**What you will do**
Go through the listing below and list every line with "antenna".

▼

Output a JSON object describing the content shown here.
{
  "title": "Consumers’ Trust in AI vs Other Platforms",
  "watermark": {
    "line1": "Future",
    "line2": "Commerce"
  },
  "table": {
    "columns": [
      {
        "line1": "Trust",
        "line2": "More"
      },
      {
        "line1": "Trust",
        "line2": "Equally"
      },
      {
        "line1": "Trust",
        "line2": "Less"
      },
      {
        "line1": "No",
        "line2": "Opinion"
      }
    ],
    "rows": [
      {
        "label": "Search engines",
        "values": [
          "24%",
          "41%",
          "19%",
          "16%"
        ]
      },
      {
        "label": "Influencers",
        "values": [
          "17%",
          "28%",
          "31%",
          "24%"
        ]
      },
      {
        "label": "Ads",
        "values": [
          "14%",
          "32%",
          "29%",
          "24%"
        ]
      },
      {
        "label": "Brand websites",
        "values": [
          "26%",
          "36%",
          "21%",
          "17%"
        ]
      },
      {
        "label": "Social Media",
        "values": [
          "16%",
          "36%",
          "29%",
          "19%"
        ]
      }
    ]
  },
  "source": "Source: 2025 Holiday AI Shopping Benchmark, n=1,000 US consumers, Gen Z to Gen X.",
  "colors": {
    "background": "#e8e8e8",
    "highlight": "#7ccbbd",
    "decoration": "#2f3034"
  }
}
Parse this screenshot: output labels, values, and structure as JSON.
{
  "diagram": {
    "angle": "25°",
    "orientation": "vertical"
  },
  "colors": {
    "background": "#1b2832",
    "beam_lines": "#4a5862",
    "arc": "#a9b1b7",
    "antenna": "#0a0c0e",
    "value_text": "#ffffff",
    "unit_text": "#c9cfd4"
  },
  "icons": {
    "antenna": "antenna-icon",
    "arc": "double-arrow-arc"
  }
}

▲

**Answer to this task**
    "antenna": "#0a0c0e",
    "antenna": "antenna-icon",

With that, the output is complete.